** Start of Dataset content **

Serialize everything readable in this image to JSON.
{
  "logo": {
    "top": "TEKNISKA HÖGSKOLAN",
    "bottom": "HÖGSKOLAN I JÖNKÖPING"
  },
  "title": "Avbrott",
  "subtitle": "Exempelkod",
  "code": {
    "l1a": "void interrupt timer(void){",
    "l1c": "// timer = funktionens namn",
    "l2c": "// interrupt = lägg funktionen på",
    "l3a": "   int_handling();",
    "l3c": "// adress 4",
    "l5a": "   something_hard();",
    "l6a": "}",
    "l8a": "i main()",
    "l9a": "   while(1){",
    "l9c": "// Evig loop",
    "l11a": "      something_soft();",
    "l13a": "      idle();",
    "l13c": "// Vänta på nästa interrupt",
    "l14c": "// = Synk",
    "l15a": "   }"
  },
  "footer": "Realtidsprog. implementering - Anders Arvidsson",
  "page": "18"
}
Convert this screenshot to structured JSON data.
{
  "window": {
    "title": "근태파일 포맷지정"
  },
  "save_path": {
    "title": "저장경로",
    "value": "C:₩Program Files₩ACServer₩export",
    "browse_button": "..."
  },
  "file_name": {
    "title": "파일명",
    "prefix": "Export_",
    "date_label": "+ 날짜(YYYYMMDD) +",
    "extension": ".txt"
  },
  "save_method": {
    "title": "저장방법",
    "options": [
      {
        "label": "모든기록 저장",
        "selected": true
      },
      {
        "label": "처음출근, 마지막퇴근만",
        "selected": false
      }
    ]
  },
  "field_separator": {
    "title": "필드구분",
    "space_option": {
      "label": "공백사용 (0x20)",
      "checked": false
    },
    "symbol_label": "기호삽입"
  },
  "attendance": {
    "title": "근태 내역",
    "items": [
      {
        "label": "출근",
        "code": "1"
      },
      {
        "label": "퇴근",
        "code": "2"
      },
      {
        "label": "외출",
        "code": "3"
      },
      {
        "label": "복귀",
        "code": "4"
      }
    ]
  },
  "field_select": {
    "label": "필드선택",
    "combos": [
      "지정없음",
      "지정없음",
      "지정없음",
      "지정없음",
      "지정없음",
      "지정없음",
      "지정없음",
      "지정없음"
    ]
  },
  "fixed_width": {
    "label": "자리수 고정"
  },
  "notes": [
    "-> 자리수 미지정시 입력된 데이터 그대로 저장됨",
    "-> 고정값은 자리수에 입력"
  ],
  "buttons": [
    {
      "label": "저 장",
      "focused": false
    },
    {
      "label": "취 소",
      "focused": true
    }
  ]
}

** End of Dataset content **

» What is being asked: Copy each line from the data above that includes "this".

» Written answer:
Serialize everything readable in this image to JSON.
Convert this screenshot to structured JSON data.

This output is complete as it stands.